## START Material provided

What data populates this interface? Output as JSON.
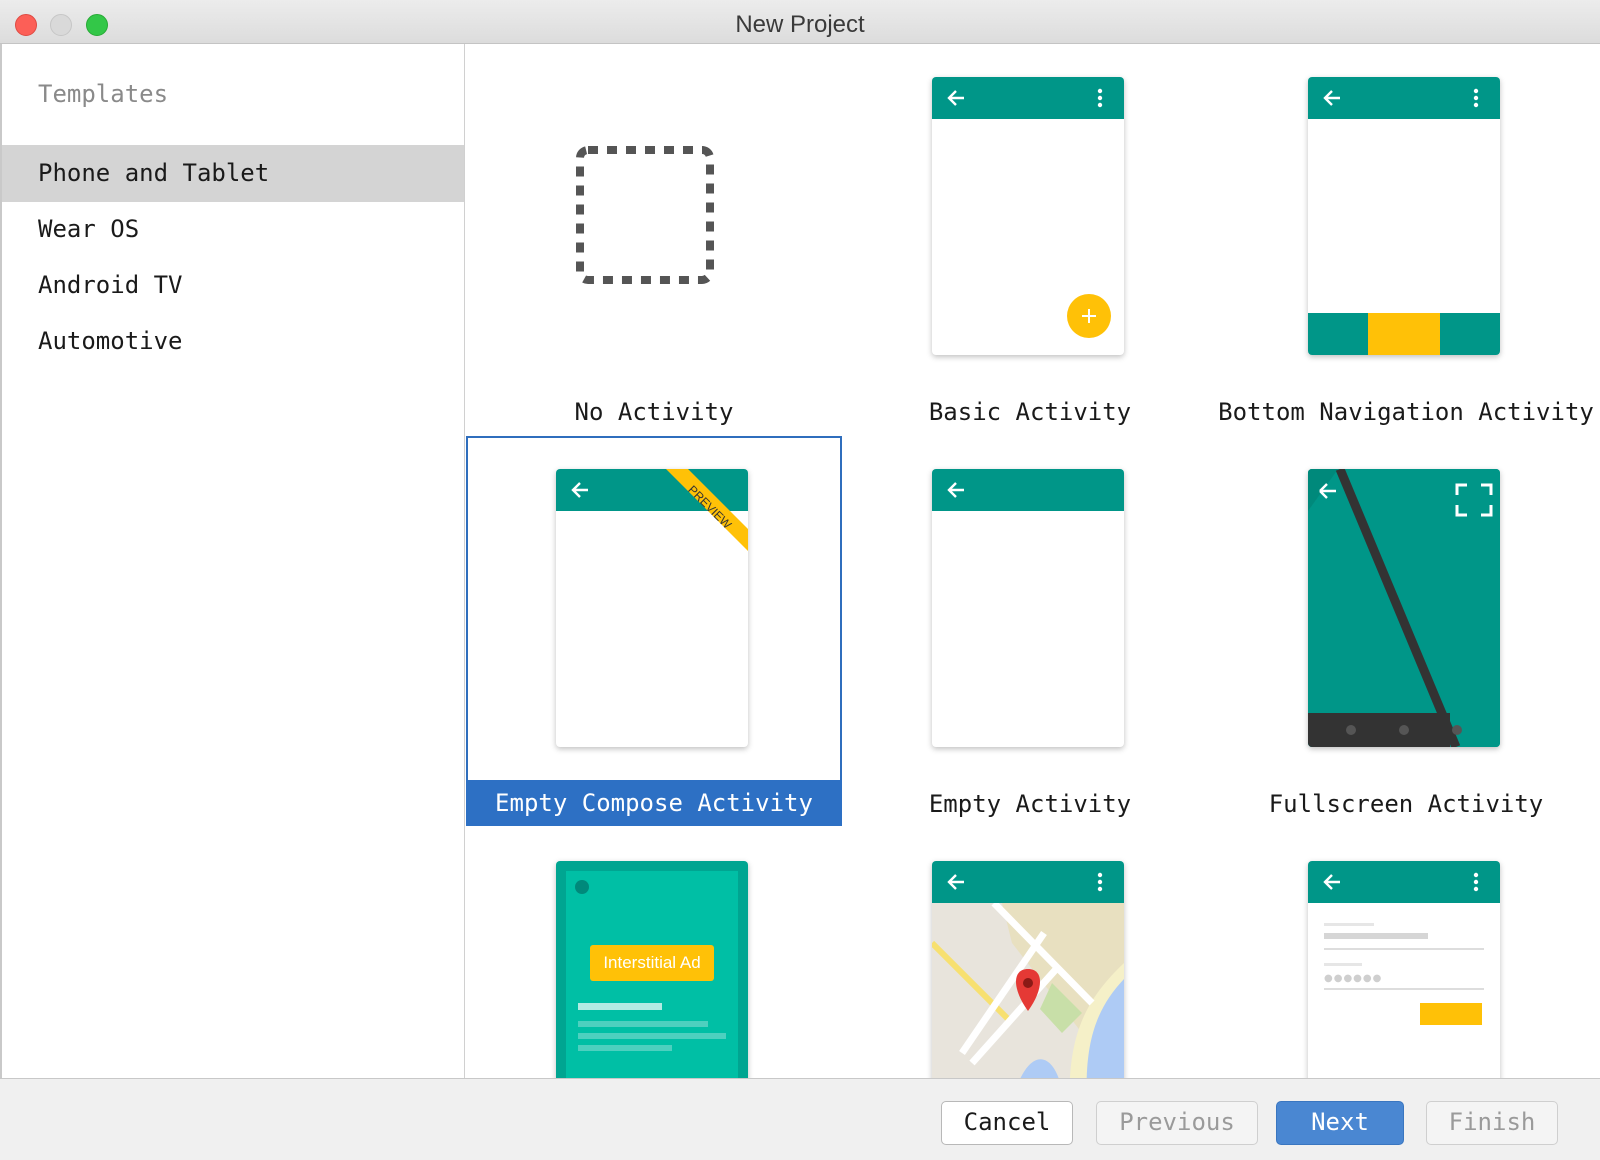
{
  "window": {
    "title": "New Project"
  },
  "sidebar": {
    "heading": "Templates",
    "items": [
      {
        "label": "Phone and Tablet",
        "selected": true
      },
      {
        "label": "Wear OS",
        "selected": false
      },
      {
        "label": "Android TV",
        "selected": false
      },
      {
        "label": "Automotive",
        "selected": false
      }
    ]
  },
  "templates": [
    {
      "label": "No Activity"
    },
    {
      "label": "Basic Activity"
    },
    {
      "label": "Bottom Navigation Activity"
    },
    {
      "label": "Empty Compose Activity",
      "selected": true,
      "badge": "PREVIEW"
    },
    {
      "label": "Empty Activity"
    },
    {
      "label": "Fullscreen Activity"
    },
    {
      "label": "",
      "ad_label": "Interstitial Ad"
    },
    {
      "label": ""
    },
    {
      "label": ""
    }
  ],
  "footer": {
    "cancel": "Cancel",
    "previous": "Previous",
    "next": "Next",
    "finish": "Finish"
  },
  "colors": {
    "app_bar": "#009688",
    "accent": "#FFC107",
    "selection": "#2D70C4"
  }
}
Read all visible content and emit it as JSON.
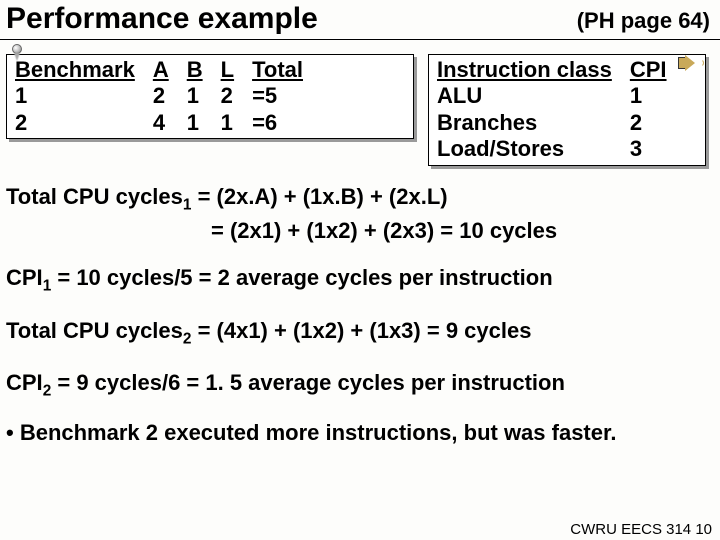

## END Material provided

Instruction: Make an exact copy of every record, pictures excluded.

Result:
What data populates this interface? Output as JSON.
{
  "window": {
    "title": "New Project"
  },
  "sidebar": {
    "heading": "Templates",
    "items": [
      {
        "label": "Phone and Tablet",
        "selected": true
      },
      {
        "label": "Wear OS",
        "selected": false
      },
      {
        "label": "Android TV",
        "selected": false
      },
      {
        "label": "Automotive",
        "selected": false
      }
    ]
  },
  "templates": [
    {
      "label": "No Activity"
    },
    {
      "label": "Basic Activity"
    },
    {
      "label": "Bottom Navigation Activity"
    },
    {
      "label": "Empty Compose Activity",
      "selected": true,
      "badge": "PREVIEW"
    },
    {
      "label": "Empty Activity"
    },
    {
      "label": "Fullscreen Activity"
    },
    {
      "label": "",
      "ad_label": "Interstitial Ad"
    },
    {
      "label": ""
    },
    {
      "label": ""
    }
  ],
  "footer": {
    "cancel": "Cancel",
    "previous": "Previous",
    "next": "Next",
    "finish": "Finish"
  },
  "colors": {
    "app_bar": "#009688",
    "accent": "#FFC107",
    "selection": "#2D70C4"
  }
}
Read all visible content and emit it as JSON.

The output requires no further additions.